REQUEST:
Restate, word for word, every line of the data.

RECORDED INFORMATION:
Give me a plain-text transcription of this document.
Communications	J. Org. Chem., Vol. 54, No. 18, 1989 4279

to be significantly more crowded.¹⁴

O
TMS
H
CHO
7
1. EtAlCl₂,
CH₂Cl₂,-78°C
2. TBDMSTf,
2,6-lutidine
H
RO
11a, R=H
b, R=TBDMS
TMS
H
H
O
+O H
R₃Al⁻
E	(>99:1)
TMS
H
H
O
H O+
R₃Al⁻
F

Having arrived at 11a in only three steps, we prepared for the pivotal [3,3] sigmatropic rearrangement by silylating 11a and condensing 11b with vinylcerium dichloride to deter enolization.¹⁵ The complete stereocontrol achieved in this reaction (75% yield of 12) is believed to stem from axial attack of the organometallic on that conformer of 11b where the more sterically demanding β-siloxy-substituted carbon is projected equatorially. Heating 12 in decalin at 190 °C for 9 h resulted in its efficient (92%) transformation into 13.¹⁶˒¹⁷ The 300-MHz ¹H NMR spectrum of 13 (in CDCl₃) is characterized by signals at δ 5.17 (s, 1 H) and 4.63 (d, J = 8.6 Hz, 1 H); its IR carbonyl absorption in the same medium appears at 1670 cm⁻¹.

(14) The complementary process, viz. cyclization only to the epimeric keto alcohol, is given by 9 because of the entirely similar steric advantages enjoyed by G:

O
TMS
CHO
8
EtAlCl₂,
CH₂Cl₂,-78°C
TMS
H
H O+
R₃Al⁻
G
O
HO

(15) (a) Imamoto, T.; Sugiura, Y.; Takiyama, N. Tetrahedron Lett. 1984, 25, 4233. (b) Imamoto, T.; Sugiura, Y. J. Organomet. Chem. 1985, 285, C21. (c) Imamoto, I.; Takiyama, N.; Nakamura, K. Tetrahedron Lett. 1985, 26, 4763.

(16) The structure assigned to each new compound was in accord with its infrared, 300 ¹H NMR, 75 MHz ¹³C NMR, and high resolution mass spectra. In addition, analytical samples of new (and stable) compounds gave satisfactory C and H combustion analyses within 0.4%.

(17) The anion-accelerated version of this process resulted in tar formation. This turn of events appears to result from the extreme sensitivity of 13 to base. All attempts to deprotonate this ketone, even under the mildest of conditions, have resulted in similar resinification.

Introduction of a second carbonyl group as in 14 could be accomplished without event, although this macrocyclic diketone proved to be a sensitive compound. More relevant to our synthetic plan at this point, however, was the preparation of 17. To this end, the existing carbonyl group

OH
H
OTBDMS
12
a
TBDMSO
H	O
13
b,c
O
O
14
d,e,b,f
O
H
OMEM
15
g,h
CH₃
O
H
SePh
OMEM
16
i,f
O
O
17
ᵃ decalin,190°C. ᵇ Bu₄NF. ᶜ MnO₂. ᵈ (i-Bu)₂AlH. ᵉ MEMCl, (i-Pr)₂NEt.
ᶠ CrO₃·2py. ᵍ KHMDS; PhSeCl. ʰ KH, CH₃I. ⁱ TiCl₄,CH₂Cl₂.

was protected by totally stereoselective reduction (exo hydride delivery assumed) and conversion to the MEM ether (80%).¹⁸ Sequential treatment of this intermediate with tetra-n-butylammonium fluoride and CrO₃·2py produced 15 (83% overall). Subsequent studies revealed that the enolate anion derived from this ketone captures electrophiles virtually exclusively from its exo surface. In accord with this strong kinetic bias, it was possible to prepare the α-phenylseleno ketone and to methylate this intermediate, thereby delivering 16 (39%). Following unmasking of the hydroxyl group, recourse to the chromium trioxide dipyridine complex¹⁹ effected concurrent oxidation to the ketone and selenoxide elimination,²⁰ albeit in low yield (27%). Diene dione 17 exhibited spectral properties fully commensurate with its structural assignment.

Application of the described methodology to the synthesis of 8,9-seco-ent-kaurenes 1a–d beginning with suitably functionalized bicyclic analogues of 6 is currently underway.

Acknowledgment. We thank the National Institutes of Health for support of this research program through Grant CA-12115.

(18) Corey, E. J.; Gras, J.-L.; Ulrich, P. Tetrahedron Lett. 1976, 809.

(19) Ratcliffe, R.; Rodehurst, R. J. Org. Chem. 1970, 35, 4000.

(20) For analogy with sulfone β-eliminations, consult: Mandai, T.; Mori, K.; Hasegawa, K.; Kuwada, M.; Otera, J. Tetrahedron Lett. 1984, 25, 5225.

TASK SOLUTION:
Give me a plain-text transcription of this document.
Communications	J. Org. Chem., Vol. 54, No. 18, 1989 4279

to be significantly more crowded.¹⁴

O
TMS
H
CHO
7
1. EtAlCl₂,
CH₂Cl₂,-78°C
2. TBDMSTf,
2,6-lutidine
H
RO
11a, R=H
b, R=TBDMS
TMS
H
H
O
+O H
R₃Al⁻
E	(>99:1)
TMS
H
H
O
H O+
R₃Al⁻
F

Having arrived at 11a in only three steps, we prepared for the pivotal [3,3] sigmatropic rearrangement by silylating 11a and condensing 11b with vinylcerium dichloride to deter enolization.¹⁵ The complete stereocontrol achieved in this reaction (75% yield of 12) is believed to stem from axial attack of the organometallic on that conformer of 11b where the more sterically demanding β-siloxy-substituted carbon is projected equatorially. Heating 12 in decalin at 190 °C for 9 h resulted in its efficient (92%) transformation into 13.¹⁶˒¹⁷ The 300-MHz ¹H NMR spectrum of 13 (in CDCl₃) is characterized by signals at δ 5.17 (s, 1 H) and 4.63 (d, J = 8.6 Hz, 1 H); its IR carbonyl absorption in the same medium appears at 1670 cm⁻¹.

(14) The complementary process, viz. cyclization only to the epimeric keto alcohol, is given by 9 because of the entirely similar steric advantages enjoyed by G:

O
TMS
CHO
8
EtAlCl₂,
CH₂Cl₂,-78°C
TMS
H
H O+
R₃Al⁻
G
O
HO

(15) (a) Imamoto, T.; Sugiura, Y.; Takiyama, N. Tetrahedron Lett. 1984, 25, 4233. (b) Imamoto, T.; Sugiura, Y. J. Organomet. Chem. 1985, 285, C21. (c) Imamoto, I.; Takiyama, N.; Nakamura, K. Tetrahedron Lett. 1985, 26, 4763.

(16) The structure assigned to each new compound was in accord with its infrared, 300 ¹H NMR, 75 MHz ¹³C NMR, and high resolution mass spectra. In addition, analytical samples of new (and stable) compounds gave satisfactory C and H combustion analyses within 0.4%.

(17) The anion-accelerated version of this process resulted in tar formation. This turn of events appears to result from the extreme sensitivity of 13 to base. All attempts to deprotonate this ketone, even under the mildest of conditions, have resulted in similar resinification.

Introduction of a second carbonyl group as in 14 could be accomplished without event, although this macrocyclic diketone proved to be a sensitive compound. More relevant to our synthetic plan at this point, however, was the preparation of 17. To this end, the existing carbonyl group

OH
H
OTBDMS
12
a
TBDMSO
H	O
13
b,c
O
O
14
d,e,b,f
O
H
OMEM
15
g,h
CH₃
O
H
SePh
OMEM
16
i,f
O
O
17
ᵃ decalin,190°C. ᵇ Bu₄NF. ᶜ MnO₂. ᵈ (i-Bu)₂AlH. ᵉ MEMCl, (i-Pr)₂NEt.
ᶠ CrO₃·2py. ᵍ KHMDS; PhSeCl. ʰ KH, CH₃I. ⁱ TiCl₄,CH₂Cl₂.

was protected by totally stereoselective reduction (exo hydride delivery assumed) and conversion to the MEM ether (80%).¹⁸ Sequential treatment of this intermediate with tetra-n-butylammonium fluoride and CrO₃·2py produced 15 (83% overall). Subsequent studies revealed that the enolate anion derived from this ketone captures electrophiles virtually exclusively from its exo surface. In accord with this strong kinetic bias, it was possible to prepare the α-phenylseleno ketone and to methylate this intermediate, thereby delivering 16 (39%). Following unmasking of the hydroxyl group, recourse to the chromium trioxide dipyridine complex¹⁹ effected concurrent oxidation to the ketone and selenoxide elimination,²⁰ albeit in low yield (27%). Diene dione 17 exhibited spectral properties fully commensurate with its structural assignment.

Application of the described methodology to the synthesis of 8,9-seco-ent-kaurenes 1a–d beginning with suitably functionalized bicyclic analogues of 6 is currently underway.

Acknowledgment. We thank the National Institutes of Health for support of this research program through Grant CA-12115.

(18) Corey, E. J.; Gras, J.-L.; Ulrich, P. Tetrahedron Lett. 1976, 809.

(19) Ratcliffe, R.; Rodehurst, R. J. Org. Chem. 1970, 35, 4000.

(20) For analogy with sulfone β-eliminations, consult: Mandai, T.; Mori, K.; Hasegawa, K.; Kuwada, M.; Otera, J. Tetrahedron Lett. 1984, 25, 5225.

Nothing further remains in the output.